→ Work required: Write out the material below again, unchanged.

—————

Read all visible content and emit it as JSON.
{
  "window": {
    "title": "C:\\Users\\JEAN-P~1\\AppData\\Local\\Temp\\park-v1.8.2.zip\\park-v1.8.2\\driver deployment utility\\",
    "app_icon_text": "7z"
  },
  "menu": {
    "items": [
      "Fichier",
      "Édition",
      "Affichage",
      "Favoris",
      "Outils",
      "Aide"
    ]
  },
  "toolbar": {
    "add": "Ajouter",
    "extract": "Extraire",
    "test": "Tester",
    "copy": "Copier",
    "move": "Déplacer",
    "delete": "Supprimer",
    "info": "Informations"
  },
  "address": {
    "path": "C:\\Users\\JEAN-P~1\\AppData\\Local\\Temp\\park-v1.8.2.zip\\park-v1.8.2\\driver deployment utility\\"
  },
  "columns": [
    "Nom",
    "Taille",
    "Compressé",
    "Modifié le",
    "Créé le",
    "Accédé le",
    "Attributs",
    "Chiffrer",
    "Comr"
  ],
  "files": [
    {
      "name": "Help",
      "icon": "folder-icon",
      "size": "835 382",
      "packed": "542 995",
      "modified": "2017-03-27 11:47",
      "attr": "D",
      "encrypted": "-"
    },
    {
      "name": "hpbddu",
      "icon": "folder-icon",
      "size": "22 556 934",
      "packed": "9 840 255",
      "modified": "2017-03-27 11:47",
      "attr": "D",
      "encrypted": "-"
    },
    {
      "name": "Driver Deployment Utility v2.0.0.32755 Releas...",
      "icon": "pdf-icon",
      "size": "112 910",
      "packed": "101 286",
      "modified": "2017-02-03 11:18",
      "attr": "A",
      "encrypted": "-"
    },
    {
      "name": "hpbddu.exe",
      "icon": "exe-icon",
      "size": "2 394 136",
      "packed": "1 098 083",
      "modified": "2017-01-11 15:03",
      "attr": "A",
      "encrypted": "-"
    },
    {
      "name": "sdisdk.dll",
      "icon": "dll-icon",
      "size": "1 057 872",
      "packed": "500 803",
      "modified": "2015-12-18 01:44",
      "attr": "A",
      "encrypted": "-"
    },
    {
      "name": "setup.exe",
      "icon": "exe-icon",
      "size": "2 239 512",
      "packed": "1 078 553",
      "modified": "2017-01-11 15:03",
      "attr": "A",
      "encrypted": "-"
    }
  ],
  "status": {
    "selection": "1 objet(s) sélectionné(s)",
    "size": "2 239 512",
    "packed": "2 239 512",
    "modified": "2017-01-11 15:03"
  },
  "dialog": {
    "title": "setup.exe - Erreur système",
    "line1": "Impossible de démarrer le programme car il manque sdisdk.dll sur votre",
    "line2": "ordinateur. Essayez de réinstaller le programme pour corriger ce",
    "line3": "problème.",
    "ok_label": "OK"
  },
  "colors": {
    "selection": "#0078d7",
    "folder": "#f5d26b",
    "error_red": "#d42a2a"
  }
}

—————

→ Output of the task:
Read all visible content and emit it as JSON.
{
  "window": {
    "title": "C:\\Users\\JEAN-P~1\\AppData\\Local\\Temp\\park-v1.8.2.zip\\park-v1.8.2\\driver deployment utility\\",
    "app_icon_text": "7z"
  },
  "menu": {
    "items": [
      "Fichier",
      "Édition",
      "Affichage",
      "Favoris",
      "Outils",
      "Aide"
    ]
  },
  "toolbar": {
    "add": "Ajouter",
    "extract": "Extraire",
    "test": "Tester",
    "copy": "Copier",
    "move": "Déplacer",
    "delete": "Supprimer",
    "info": "Informations"
  },
  "address": {
    "path": "C:\\Users\\JEAN-P~1\\AppData\\Local\\Temp\\park-v1.8.2.zip\\park-v1.8.2\\driver deployment utility\\"
  },
  "columns": [
    "Nom",
    "Taille",
    "Compressé",
    "Modifié le",
    "Créé le",
    "Accédé le",
    "Attributs",
    "Chiffrer",
    "Comr"
  ],
  "files": [
    {
      "name": "Help",
      "icon": "folder-icon",
      "size": "835 382",
      "packed": "542 995",
      "modified": "2017-03-27 11:47",
      "attr": "D",
      "encrypted": "-"
    },
    {
      "name": "hpbddu",
      "icon": "folder-icon",
      "size": "22 556 934",
      "packed": "9 840 255",
      "modified": "2017-03-27 11:47",
      "attr": "D",
      "encrypted": "-"
    },
    {
      "name": "Driver Deployment Utility v2.0.0.32755 Releas...",
      "icon": "pdf-icon",
      "size": "112 910",
      "packed": "101 286",
      "modified": "2017-02-03 11:18",
      "attr": "A",
      "encrypted": "-"
    },
    {
      "name": "hpbddu.exe",
      "icon": "exe-icon",
      "size": "2 394 136",
      "packed": "1 098 083",
      "modified": "2017-01-11 15:03",
      "attr": "A",
      "encrypted": "-"
    },
    {
      "name": "sdisdk.dll",
      "icon": "dll-icon",
      "size": "1 057 872",
      "packed": "500 803",
      "modified": "2015-12-18 01:44",
      "attr": "A",
      "encrypted": "-"
    },
    {
      "name": "setup.exe",
      "icon": "exe-icon",
      "size": "2 239 512",
      "packed": "1 078 553",
      "modified": "2017-01-11 15:03",
      "attr": "A",
      "encrypted": "-"
    }
  ],
  "status": {
    "selection": "1 objet(s) sélectionné(s)",
    "size": "2 239 512",
    "packed": "2 239 512",
    "modified": "2017-01-11 15:03"
  },
  "dialog": {
    "title": "setup.exe - Erreur système",
    "line1": "Impossible de démarrer le programme car il manque sdisdk.dll sur votre",
    "line2": "ordinateur. Essayez de réinstaller le programme pour corriger ce",
    "line3": "problème.",
    "ok_label": "OK"
  },
  "colors": {
    "selection": "#0078d7",
    "folder": "#f5d26b",
    "error_red": "#d42a2a"
  }
}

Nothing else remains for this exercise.